Whenever a line contains the string "this", copy it out of the entries.

>> start

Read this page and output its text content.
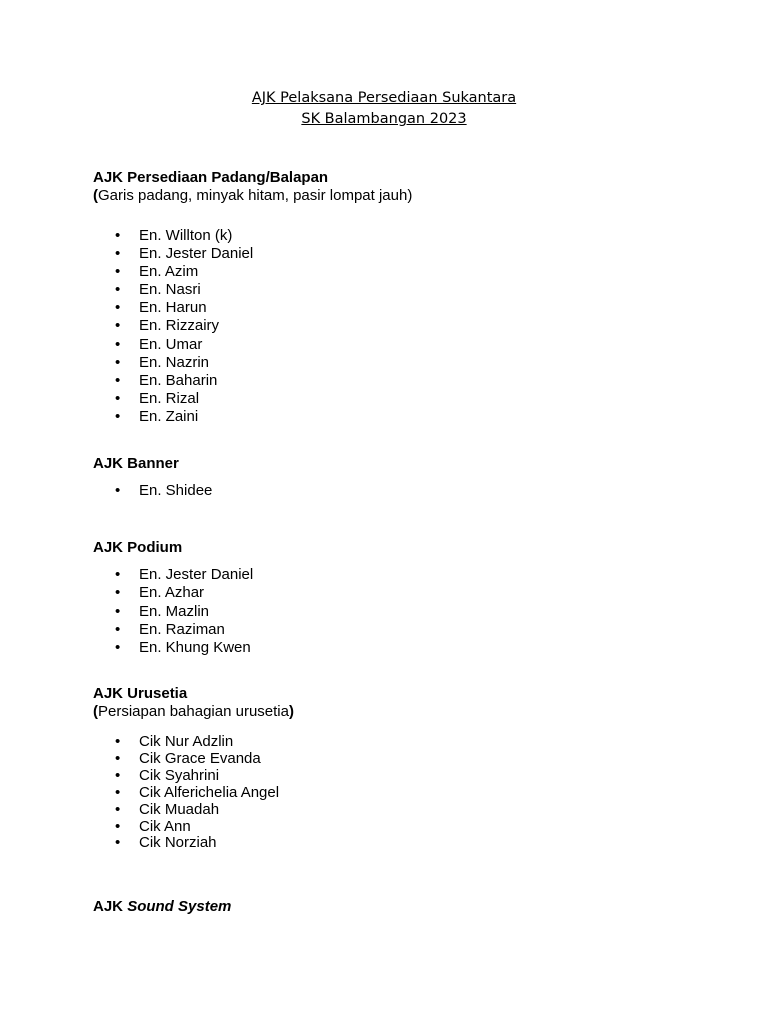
AJK Pelaksana Persediaan Sukantara
SK Balambangan 2023
AJK Persediaan Padang/Balapan
(Garis padang, minyak hitam, pasir lompat jauh)
• En. Willton (k)
• En. Jester Daniel
• En. Azim
• En. Nasri
• En. Harun
• En. Rizzairy
• En. Umar
• En. Nazrin
• En. Baharin
• En. Rizal
• En. Zaini
AJK Banner
• En. Shidee
AJK Podium
• En. Jester Daniel
• En. Azhar
• En. Mazlin
• En. Raziman
• En. Khung Kwen
AJK Urusetia
(Persiapan bahagian urusetia)
• Cik Nur Adzlin
• Cik Grace Evanda
• Cik Syahrini
• Cik Alferichelia Angel
• Cik Muadah
• Cik Ann
• Cik Norziah
AJK Sound System
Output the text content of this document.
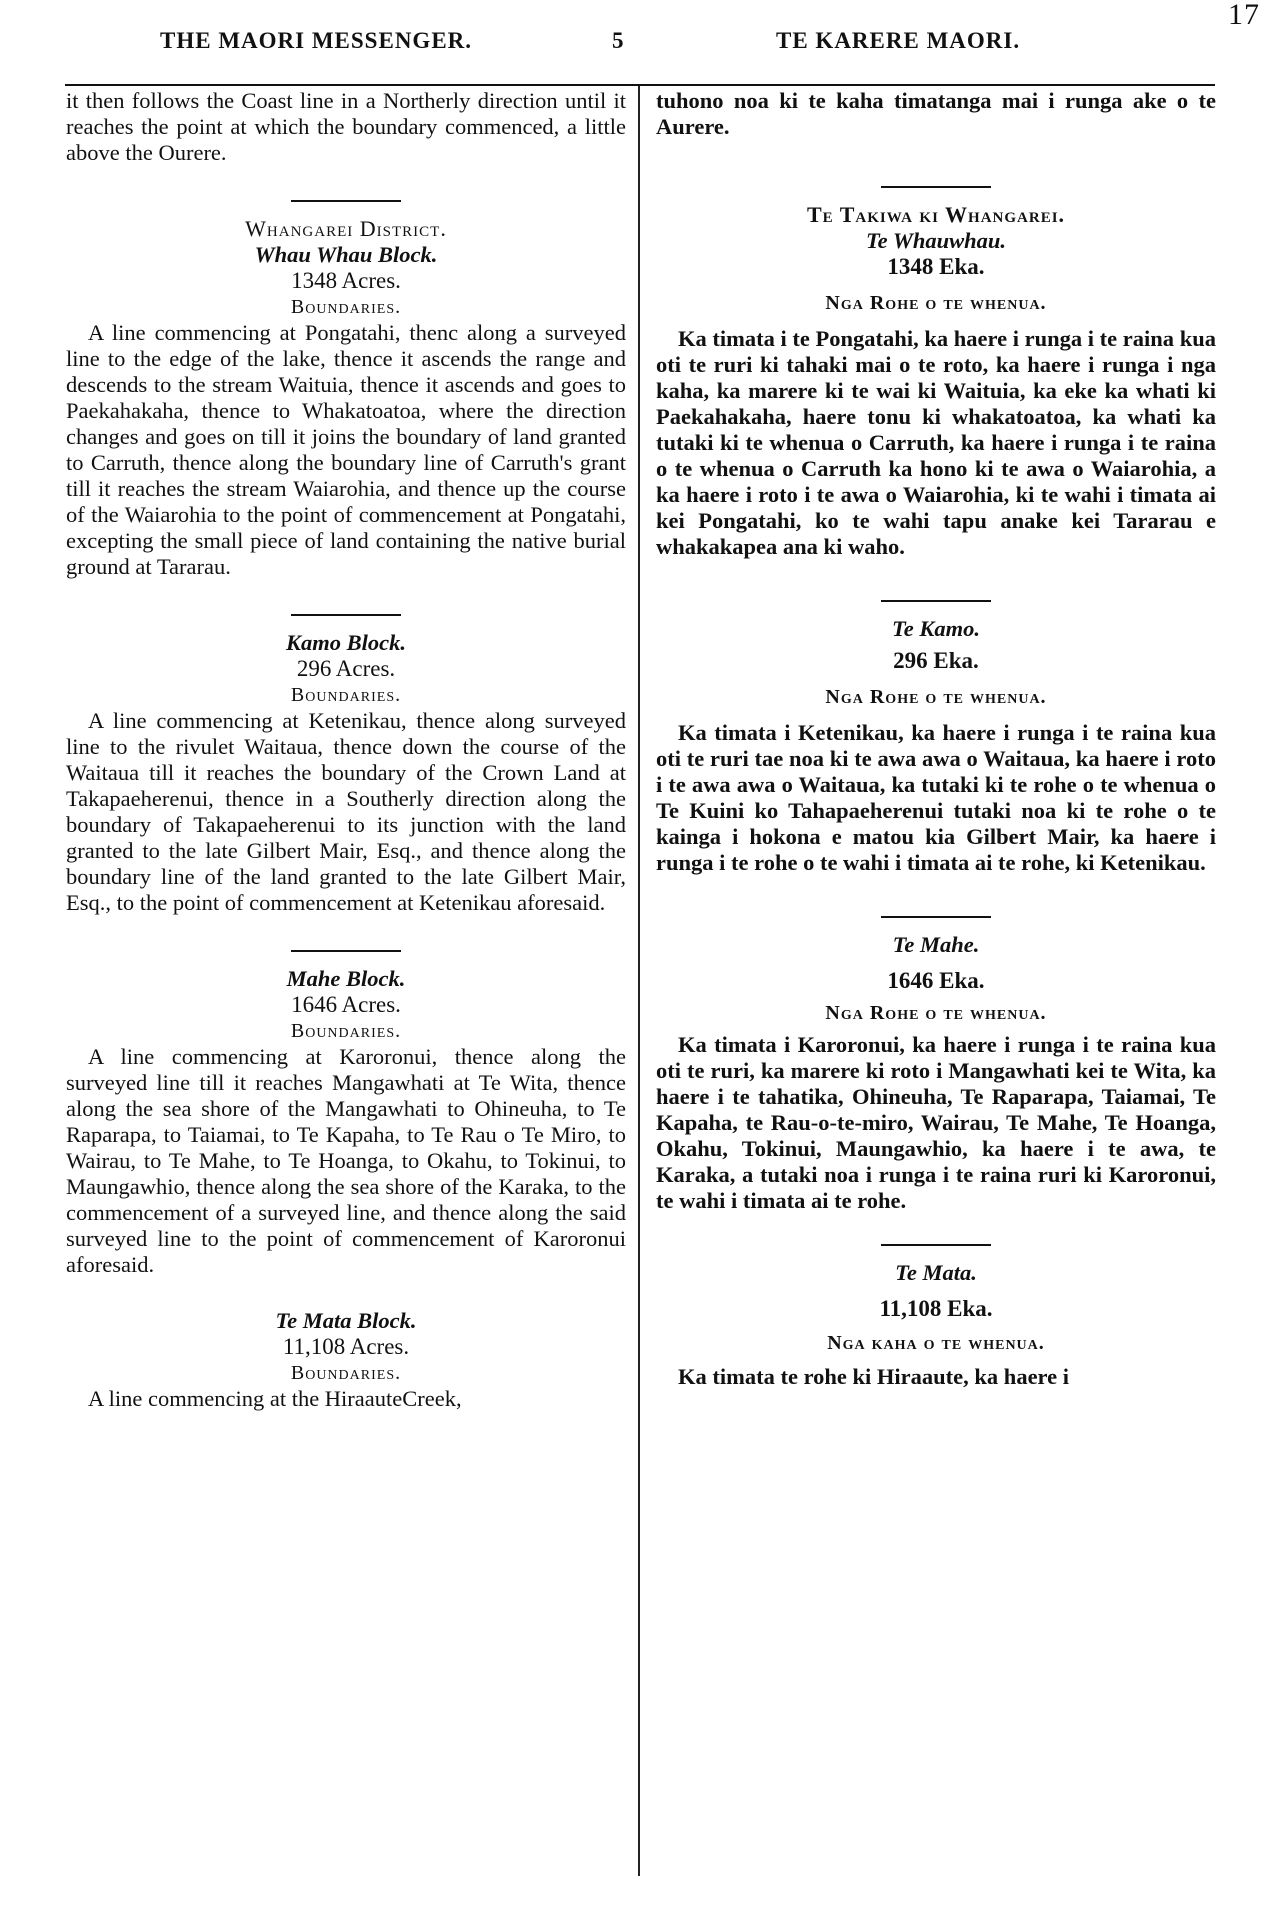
THE MAORI MESSENGER.	5	TE KARERE MAORI.
17

it then follows the Coast line in a Northerly direction until it reaches the point at which the boundary commenced, a little above the Ourere.

Whangarei District.
Whau Whau Block.
1348 Acres.
Boundaries.

A line commencing at Pongatahi, thenc along a surveyed line to the edge of the lake, thence it ascends the range and descends to the stream Waituia, thence it ascends and goes to Paekahakaha, thence to Whakatoatoa, where the direction changes and goes on till it joins the boundary of land granted to Carruth, thence along the boundary line of Carruth's grant till it reaches the stream Waiarohia, and thence up the course of the Waiarohia to the point of commencement at Pongatahi, excepting the small piece of land containing the native burial ground at Tararau.

Kamo Block.
296 Acres.
Boundaries.

A line commencing at Ketenikau, thence along surveyed line to the rivulet Waitaua, thence down the course of the Waitaua till it reaches the boundary of the Crown Land at Takapaeherenui, thence in a Southerly direction along the boundary of Takapaeherenui to its junction with the land granted to the late Gilbert Mair, Esq., and thence along the boundary line of the land granted to the late Gilbert Mair, Esq., to the point of commencement at Ketenikau aforesaid.

Mahe Block.
1646 Acres.
Boundaries.

A line commencing at Karoronui, thence along the surveyed line till it reaches Mangawhati at Te Wita, thence along the sea shore of the Mangawhati to Ohineuha, to Te Raparapa, to Taiamai, to Te Kapaha, to Te Rau o Te Miro, to Wairau, to Te Mahe, to Te Hoanga, to Okahu, to Tokinui, to Maungawhio, thence along the sea shore of the Karaka, to the commencement of a surveyed line, and thence along the said surveyed line to the point of commencement of Karoronui aforesaid.

Te Mata Block.
11,108 Acres.
Boundaries.

A line commencing at the HiraauteCreek,

tuhono noa ki te kaha timatanga mai i runga ake o te Aurere.

Te Takiwa ki Whangarei.
Te Whauwhau.
1348 Eka.
Nga Rohe o te whenua.

Ka timata i te Pongatahi, ka haere i runga i te raina kua oti te ruri ki tahaki mai o te roto, ka haere i runga i nga kaha, ka marere ki te wai ki Waituia, ka eke ka whati ki Paekahakaha, haere tonu ki whakatoatoa, ka whati ka tutaki ki te whenua o Carruth, ka haere i runga i te raina o te whenua o Carruth ka hono ki te awa o Waiarohia, a ka haere i roto i te awa o Waiarohia, ki te wahi i timata ai kei Pongatahi, ko te wahi tapu anake kei Tararau e whakakapea ana ki waho.

Te Kamo.
296 Eka.
Nga Rohe o te whenua.

Ka timata i Ketenikau, ka haere i runga i te raina kua oti te ruri tae noa ki te awa awa o Waitaua, ka haere i roto i te awa awa o Waitaua, ka tutaki ki te rohe o te whenua o Te Kuini ko Tahapaeherenui tutaki noa ki te rohe o te kainga i hokona e matou kia Gilbert Mair, ka haere i runga i te rohe o te wahi i timata ai te rohe, ki Ketenikau.

Te Mahe.
1646 Eka.
Nga Rohe o te whenua.

Ka timata i Karoronui, ka haere i runga i te raina kua oti te ruri, ka marere ki roto i Mangawhati kei te Wita, ka haere i te tahatika, Ohineuha, Te Raparapa, Taiamai, Te Kapaha, te Rau-o-te-miro, Wairau, Te Mahe, Te Hoanga, Okahu, Tokinui, Maungawhio, ka haere i te awa, te Karaka, a tutaki noa i runga i te raina ruri ki Karoronui, te wahi i timata ai te rohe.

Te Mata.
11,108 Eka.
Nga kaha o te whenua.

Ka timata te rohe ki Hiraaute, ka haere i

>> end

• _EXERCISE RESULT_
Read this page and output its text content.
Output the text content of this document.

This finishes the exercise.